Extracted records
- - - - - - -

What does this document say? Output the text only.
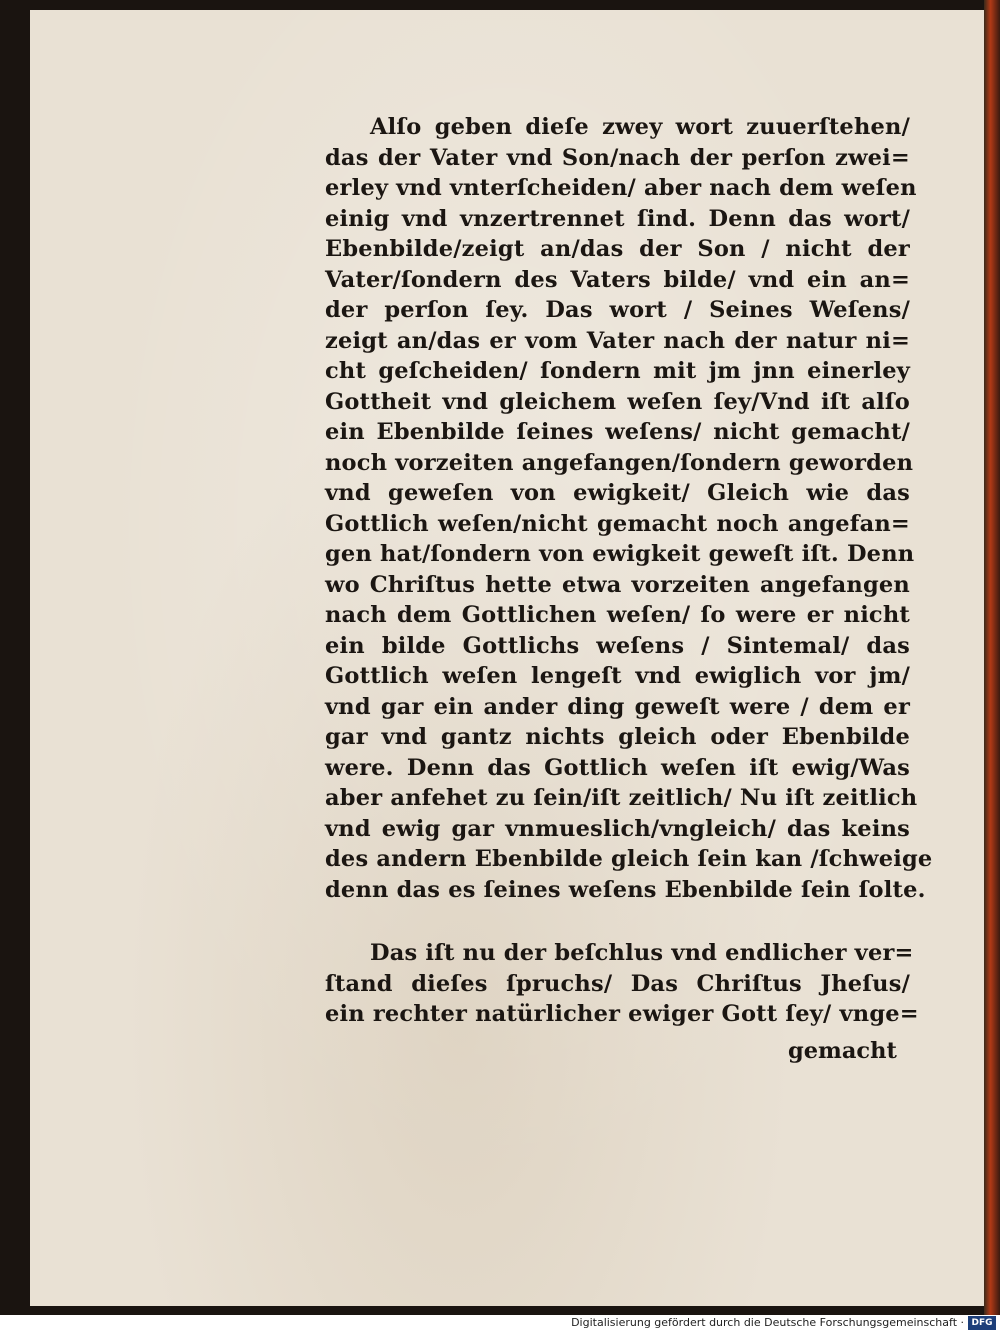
Alſo geben dieſe zwey wort zuuerſtehen/
das der Vater vnd Son/nach der perſon zwei=
erley vnd vnterſcheiden/ aber nach dem weſen
einig vnd vnzertrennet ſind. Denn das wort/
Ebenbilde/zeigt an/das der Son / nicht der
Vater/ſondern des Vaters bilde/ vnd ein an=
der perſon ſey. Das wort / Seines Weſens/
zeigt an/das er vom Vater nach der natur ni=
cht geſcheiden/ ſondern mit jm jnn einerley
Gottheit vnd gleichem weſen ſey/Vnd iſt alſo
ein Ebenbilde ſeines weſens/ nicht gemacht/
noch vorzeiten angefangen/ſondern geworden
vnd geweſen von ewigkeit/ Gleich wie das
Gottlich weſen/nicht gemacht noch angefan=
gen hat/ſondern von ewigkeit geweſt iſt. Denn
wo Chriſtus hette etwa vorzeiten angefangen
nach dem Gottlichen weſen/ ſo were er nicht
ein bilde Gottlichs weſens / Sintemal/ das
Gottlich weſen lengeſt vnd ewiglich vor jm/
vnd gar ein ander ding geweſt were / dem er
gar vnd gantz nichts gleich oder Ebenbilde
were. Denn das Gottlich weſen iſt ewig/Was
aber anfehet zu ſein/iſt zeitlich/ Nu iſt zeitlich
vnd ewig gar vnmueslich/vngleich/ das keins
des andern Ebenbilde gleich ſein kan /ſchweige
denn das es ſeines weſens Ebenbilde ſein ſolte.
Das iſt nu der beſchlus vnd endlicher ver=
ſtand dieſes ſpruchs/ Das Chriſtus Jheſus/
ein rechter natürlicher ewiger Gott ſey/ vnge=
gemacht
Digitalisierung gefördert durch die Deutsche Forschungsgemeinschaft · DFG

- - - - - - -

* _Task_:
Where a line contains "were", copy that line.

* _The reply_:
nach dem Gottlichen weſen/ ſo were er nicht
vnd gar ein ander ding geweſt were / dem er
were. Denn das Gottlich weſen iſt ewig/Was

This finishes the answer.